*DIRECTION*:
Each line below should be reproduced without any alteration.

*LISTED ENTRIES*:
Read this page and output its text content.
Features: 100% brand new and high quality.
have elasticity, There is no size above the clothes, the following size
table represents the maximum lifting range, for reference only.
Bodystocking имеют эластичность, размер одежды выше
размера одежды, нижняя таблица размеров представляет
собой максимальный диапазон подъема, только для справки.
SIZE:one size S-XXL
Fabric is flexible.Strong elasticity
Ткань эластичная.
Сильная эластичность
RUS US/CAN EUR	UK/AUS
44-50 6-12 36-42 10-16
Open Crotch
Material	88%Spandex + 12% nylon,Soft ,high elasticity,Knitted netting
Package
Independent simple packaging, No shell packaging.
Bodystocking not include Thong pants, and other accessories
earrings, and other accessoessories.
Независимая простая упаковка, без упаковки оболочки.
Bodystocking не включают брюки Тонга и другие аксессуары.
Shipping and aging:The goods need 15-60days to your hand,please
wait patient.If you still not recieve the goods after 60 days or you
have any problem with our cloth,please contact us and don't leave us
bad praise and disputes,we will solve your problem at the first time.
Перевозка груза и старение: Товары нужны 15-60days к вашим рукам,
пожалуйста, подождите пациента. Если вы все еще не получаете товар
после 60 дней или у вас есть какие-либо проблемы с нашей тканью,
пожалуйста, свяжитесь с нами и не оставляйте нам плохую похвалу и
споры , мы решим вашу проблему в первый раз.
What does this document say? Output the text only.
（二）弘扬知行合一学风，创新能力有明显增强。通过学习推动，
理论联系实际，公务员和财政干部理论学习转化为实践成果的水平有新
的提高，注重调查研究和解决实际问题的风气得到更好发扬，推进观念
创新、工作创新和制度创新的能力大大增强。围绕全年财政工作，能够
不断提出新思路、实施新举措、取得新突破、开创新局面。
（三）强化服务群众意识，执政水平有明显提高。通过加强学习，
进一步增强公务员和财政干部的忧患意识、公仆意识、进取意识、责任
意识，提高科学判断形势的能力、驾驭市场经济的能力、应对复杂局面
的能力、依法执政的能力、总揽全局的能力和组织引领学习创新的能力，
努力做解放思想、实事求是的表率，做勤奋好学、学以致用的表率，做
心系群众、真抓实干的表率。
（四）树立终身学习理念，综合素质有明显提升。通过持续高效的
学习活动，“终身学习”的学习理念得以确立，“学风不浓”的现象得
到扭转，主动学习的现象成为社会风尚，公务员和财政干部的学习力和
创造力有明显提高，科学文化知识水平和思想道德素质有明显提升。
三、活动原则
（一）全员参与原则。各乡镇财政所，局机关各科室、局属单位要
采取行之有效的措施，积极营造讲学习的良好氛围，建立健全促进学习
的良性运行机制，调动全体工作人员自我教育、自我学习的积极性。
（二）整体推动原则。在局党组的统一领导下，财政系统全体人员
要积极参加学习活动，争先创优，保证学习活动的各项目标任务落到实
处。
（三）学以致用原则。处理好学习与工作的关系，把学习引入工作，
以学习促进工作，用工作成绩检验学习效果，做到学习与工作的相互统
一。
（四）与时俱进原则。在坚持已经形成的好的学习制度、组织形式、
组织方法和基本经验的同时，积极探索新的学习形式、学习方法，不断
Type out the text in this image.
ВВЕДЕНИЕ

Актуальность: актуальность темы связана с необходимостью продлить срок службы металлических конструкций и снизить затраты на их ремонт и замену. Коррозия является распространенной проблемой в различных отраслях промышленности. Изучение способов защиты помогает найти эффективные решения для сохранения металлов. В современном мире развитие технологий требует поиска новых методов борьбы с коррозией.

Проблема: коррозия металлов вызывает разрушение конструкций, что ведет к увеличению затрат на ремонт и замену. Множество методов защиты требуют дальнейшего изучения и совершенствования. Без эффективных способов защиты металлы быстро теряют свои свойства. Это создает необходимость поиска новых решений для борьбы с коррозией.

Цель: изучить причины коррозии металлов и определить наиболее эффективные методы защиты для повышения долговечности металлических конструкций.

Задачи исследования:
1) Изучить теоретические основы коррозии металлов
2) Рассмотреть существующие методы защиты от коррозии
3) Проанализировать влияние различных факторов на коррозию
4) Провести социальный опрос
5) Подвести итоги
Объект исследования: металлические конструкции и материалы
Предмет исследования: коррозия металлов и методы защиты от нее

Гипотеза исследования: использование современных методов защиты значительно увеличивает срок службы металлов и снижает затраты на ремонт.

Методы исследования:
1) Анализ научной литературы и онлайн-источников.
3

*CORRECT ANSWER*:
Read this page and output its text content.
Features: 100% brand new and high quality.
have elasticity, There is no size above the clothes, the following size
table represents the maximum lifting range, for reference only.
Bodystocking имеют эластичность, размер одежды выше
размера одежды, нижняя таблица размеров представляет
собой максимальный диапазон подъема, только для справки.
SIZE:one size S-XXL
Fabric is flexible.Strong elasticity
Ткань эластичная.
Сильная эластичность
RUS US/CAN EUR	UK/AUS
44-50 6-12 36-42 10-16
Open Crotch
Material	88%Spandex + 12% nylon,Soft ,high elasticity,Knitted netting
Package
Independent simple packaging, No shell packaging.
Bodystocking not include Thong pants, and other accessories
earrings, and other accessoessories.
Независимая простая упаковка, без упаковки оболочки.
Bodystocking не включают брюки Тонга и другие аксессуары.
Shipping and aging:The goods need 15-60days to your hand,please
wait patient.If you still not recieve the goods after 60 days or you
have any problem with our cloth,please contact us and don't leave us
bad praise and disputes,we will solve your problem at the first time.
Перевозка груза и старение: Товары нужны 15-60days к вашим рукам,
пожалуйста, подождите пациента. Если вы все еще не получаете товар
после 60 дней или у вас есть какие-либо проблемы с нашей тканью,
пожалуйста, свяжитесь с нами и не оставляйте нам плохую похвалу и
споры , мы решим вашу проблему в первый раз.
What does this document say? Output the text only.
（二）弘扬知行合一学风，创新能力有明显增强。通过学习推动，
理论联系实际，公务员和财政干部理论学习转化为实践成果的水平有新
的提高，注重调查研究和解决实际问题的风气得到更好发扬，推进观念
创新、工作创新和制度创新的能力大大增强。围绕全年财政工作，能够
不断提出新思路、实施新举措、取得新突破、开创新局面。
（三）强化服务群众意识，执政水平有明显提高。通过加强学习，
进一步增强公务员和财政干部的忧患意识、公仆意识、进取意识、责任
意识，提高科学判断形势的能力、驾驭市场经济的能力、应对复杂局面
的能力、依法执政的能力、总揽全局的能力和组织引领学习创新的能力，
努力做解放思想、实事求是的表率，做勤奋好学、学以致用的表率，做
心系群众、真抓实干的表率。
（四）树立终身学习理念，综合素质有明显提升。通过持续高效的
学习活动，“终身学习”的学习理念得以确立，“学风不浓”的现象得
到扭转，主动学习的现象成为社会风尚，公务员和财政干部的学习力和
创造力有明显提高，科学文化知识水平和思想道德素质有明显提升。
三、活动原则
（一）全员参与原则。各乡镇财政所，局机关各科室、局属单位要
采取行之有效的措施，积极营造讲学习的良好氛围，建立健全促进学习
的良性运行机制，调动全体工作人员自我教育、自我学习的积极性。
（二）整体推动原则。在局党组的统一领导下，财政系统全体人员
要积极参加学习活动，争先创优，保证学习活动的各项目标任务落到实
处。
（三）学以致用原则。处理好学习与工作的关系，把学习引入工作，
以学习促进工作，用工作成绩检验学习效果，做到学习与工作的相互统
一。
（四）与时俱进原则。在坚持已经形成的好的学习制度、组织形式、
组织方法和基本经验的同时，积极探索新的学习形式、学习方法，不断
Type out the text in this image.
ВВЕДЕНИЕ

Актуальность: актуальность темы связана с необходимостью продлить срок службы металлических конструкций и снизить затраты на их ремонт и замену. Коррозия является распространенной проблемой в различных отраслях промышленности. Изучение способов защиты помогает найти эффективные решения для сохранения металлов. В современном мире развитие технологий требует поиска новых методов борьбы с коррозией.

Проблема: коррозия металлов вызывает разрушение конструкций, что ведет к увеличению затрат на ремонт и замену. Множество методов защиты требуют дальнейшего изучения и совершенствования. Без эффективных способов защиты металлы быстро теряют свои свойства. Это создает необходимость поиска новых решений для борьбы с коррозией.

Цель: изучить причины коррозии металлов и определить наиболее эффективные методы защиты для повышения долговечности металлических конструкций.

Задачи исследования:
1) Изучить теоретические основы коррозии металлов
2) Рассмотреть существующие методы защиты от коррозии
3) Проанализировать влияние различных факторов на коррозию
4) Провести социальный опрос
5) Подвести итоги
Объект исследования: металлические конструкции и материалы
Предмет исследования: коррозия металлов и методы защиты от нее

Гипотеза исследования: использование современных методов защиты значительно увеличивает срок службы металлов и снижает затраты на ремонт.

Методы исследования:
1) Анализ научной литературы и онлайн-источников.
3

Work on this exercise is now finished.